--- Extracted data entries ---
* * * *

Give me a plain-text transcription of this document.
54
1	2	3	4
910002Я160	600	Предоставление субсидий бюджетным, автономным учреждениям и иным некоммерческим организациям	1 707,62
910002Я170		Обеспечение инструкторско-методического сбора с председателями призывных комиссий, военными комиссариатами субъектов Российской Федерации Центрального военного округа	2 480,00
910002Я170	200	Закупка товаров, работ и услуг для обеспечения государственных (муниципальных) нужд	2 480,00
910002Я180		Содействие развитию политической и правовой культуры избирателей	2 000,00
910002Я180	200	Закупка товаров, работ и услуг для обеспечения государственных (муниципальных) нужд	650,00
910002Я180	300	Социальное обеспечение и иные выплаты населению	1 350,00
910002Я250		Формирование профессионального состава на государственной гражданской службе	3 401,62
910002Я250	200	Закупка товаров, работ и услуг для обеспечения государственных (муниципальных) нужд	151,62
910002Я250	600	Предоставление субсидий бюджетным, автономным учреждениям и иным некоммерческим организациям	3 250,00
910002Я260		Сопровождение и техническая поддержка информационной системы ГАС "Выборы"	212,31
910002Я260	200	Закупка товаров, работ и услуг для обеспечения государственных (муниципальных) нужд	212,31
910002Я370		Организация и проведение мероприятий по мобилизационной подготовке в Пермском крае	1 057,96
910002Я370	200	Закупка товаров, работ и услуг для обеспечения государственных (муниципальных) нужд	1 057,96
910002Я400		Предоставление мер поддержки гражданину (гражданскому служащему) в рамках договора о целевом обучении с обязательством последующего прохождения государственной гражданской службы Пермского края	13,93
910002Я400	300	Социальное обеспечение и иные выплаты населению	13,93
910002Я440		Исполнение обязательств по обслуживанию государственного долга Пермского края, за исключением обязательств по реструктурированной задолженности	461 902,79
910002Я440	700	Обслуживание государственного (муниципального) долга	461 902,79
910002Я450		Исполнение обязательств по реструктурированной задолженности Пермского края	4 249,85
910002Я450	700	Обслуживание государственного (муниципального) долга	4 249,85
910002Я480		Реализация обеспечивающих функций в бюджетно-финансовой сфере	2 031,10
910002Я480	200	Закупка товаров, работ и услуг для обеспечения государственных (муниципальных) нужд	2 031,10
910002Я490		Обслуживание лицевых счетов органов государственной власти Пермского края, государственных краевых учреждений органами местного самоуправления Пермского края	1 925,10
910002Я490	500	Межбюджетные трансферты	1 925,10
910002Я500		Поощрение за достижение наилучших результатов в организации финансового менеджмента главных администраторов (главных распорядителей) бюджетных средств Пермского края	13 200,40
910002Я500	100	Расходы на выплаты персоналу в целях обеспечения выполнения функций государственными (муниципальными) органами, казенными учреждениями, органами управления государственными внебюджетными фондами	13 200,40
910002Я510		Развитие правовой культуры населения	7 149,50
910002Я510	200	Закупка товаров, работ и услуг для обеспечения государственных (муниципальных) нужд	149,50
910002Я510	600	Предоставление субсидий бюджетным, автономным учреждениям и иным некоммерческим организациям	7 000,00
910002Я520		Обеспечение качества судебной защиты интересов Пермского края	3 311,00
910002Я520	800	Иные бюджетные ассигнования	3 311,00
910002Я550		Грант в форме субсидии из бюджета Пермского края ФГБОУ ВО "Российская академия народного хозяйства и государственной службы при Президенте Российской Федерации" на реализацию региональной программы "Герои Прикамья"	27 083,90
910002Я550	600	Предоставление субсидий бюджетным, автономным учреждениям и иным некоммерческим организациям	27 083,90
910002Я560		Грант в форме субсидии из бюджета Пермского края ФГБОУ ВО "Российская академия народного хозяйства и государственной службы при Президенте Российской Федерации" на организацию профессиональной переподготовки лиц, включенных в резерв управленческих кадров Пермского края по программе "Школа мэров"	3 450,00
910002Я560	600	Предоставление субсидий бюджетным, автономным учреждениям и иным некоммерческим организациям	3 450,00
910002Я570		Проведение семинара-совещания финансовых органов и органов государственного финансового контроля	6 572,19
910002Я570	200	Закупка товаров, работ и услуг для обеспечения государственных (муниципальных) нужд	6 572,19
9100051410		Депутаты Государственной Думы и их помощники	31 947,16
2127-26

* * * *

--- WHAT YOU ARE ASKED TO DO ---
Every record shown above must be echoed exactly.

--- THE SOLUTION ---
Give me a plain-text transcription of this document.
54
1	2	3	4
910002Я160	600	Предоставление субсидий бюджетным, автономным учреждениям и иным некоммерческим организациям	1 707,62
910002Я170		Обеспечение инструкторско-методического сбора с председателями призывных комиссий, военными комиссариатами субъектов Российской Федерации Центрального военного округа	2 480,00
910002Я170	200	Закупка товаров, работ и услуг для обеспечения государственных (муниципальных) нужд	2 480,00
910002Я180		Содействие развитию политической и правовой культуры избирателей	2 000,00
910002Я180	200	Закупка товаров, работ и услуг для обеспечения государственных (муниципальных) нужд	650,00
910002Я180	300	Социальное обеспечение и иные выплаты населению	1 350,00
910002Я250		Формирование профессионального состава на государственной гражданской службе	3 401,62
910002Я250	200	Закупка товаров, работ и услуг для обеспечения государственных (муниципальных) нужд	151,62
910002Я250	600	Предоставление субсидий бюджетным, автономным учреждениям и иным некоммерческим организациям	3 250,00
910002Я260		Сопровождение и техническая поддержка информационной системы ГАС "Выборы"	212,31
910002Я260	200	Закупка товаров, работ и услуг для обеспечения государственных (муниципальных) нужд	212,31
910002Я370		Организация и проведение мероприятий по мобилизационной подготовке в Пермском крае	1 057,96
910002Я370	200	Закупка товаров, работ и услуг для обеспечения государственных (муниципальных) нужд	1 057,96
910002Я400		Предоставление мер поддержки гражданину (гражданскому служащему) в рамках договора о целевом обучении с обязательством последующего прохождения государственной гражданской службы Пермского края	13,93
910002Я400	300	Социальное обеспечение и иные выплаты населению	13,93
910002Я440		Исполнение обязательств по обслуживанию государственного долга Пермского края, за исключением обязательств по реструктурированной задолженности	461 902,79
910002Я440	700	Обслуживание государственного (муниципального) долга	461 902,79
910002Я450		Исполнение обязательств по реструктурированной задолженности Пермского края	4 249,85
910002Я450	700	Обслуживание государственного (муниципального) долга	4 249,85
910002Я480		Реализация обеспечивающих функций в бюджетно-финансовой сфере	2 031,10
910002Я480	200	Закупка товаров, работ и услуг для обеспечения государственных (муниципальных) нужд	2 031,10
910002Я490		Обслуживание лицевых счетов органов государственной власти Пермского края, государственных краевых учреждений органами местного самоуправления Пермского края	1 925,10
910002Я490	500	Межбюджетные трансферты	1 925,10
910002Я500		Поощрение за достижение наилучших результатов в организации финансового менеджмента главных администраторов (главных распорядителей) бюджетных средств Пермского края	13 200,40
910002Я500	100	Расходы на выплаты персоналу в целях обеспечения выполнения функций государственными (муниципальными) органами, казенными учреждениями, органами управления государственными внебюджетными фондами	13 200,40
910002Я510		Развитие правовой культуры населения	7 149,50
910002Я510	200	Закупка товаров, работ и услуг для обеспечения государственных (муниципальных) нужд	149,50
910002Я510	600	Предоставление субсидий бюджетным, автономным учреждениям и иным некоммерческим организациям	7 000,00
910002Я520		Обеспечение качества судебной защиты интересов Пермского края	3 311,00
910002Я520	800	Иные бюджетные ассигнования	3 311,00
910002Я550		Грант в форме субсидии из бюджета Пермского края ФГБОУ ВО "Российская академия народного хозяйства и государственной службы при Президенте Российской Федерации" на реализацию региональной программы "Герои Прикамья"	27 083,90
910002Я550	600	Предоставление субсидий бюджетным, автономным учреждениям и иным некоммерческим организациям	27 083,90
910002Я560		Грант в форме субсидии из бюджета Пермского края ФГБОУ ВО "Российская академия народного хозяйства и государственной службы при Президенте Российской Федерации" на организацию профессиональной переподготовки лиц, включенных в резерв управленческих кадров Пермского края по программе "Школа мэров"	3 450,00
910002Я560	600	Предоставление субсидий бюджетным, автономным учреждениям и иным некоммерческим организациям	3 450,00
910002Я570		Проведение семинара-совещания финансовых органов и органов государственного финансового контроля	6 572,19
910002Я570	200	Закупка товаров, работ и услуг для обеспечения государственных (муниципальных) нужд	6 572,19
9100051410		Депутаты Государственной Думы и их помощники	31 947,16
2127-26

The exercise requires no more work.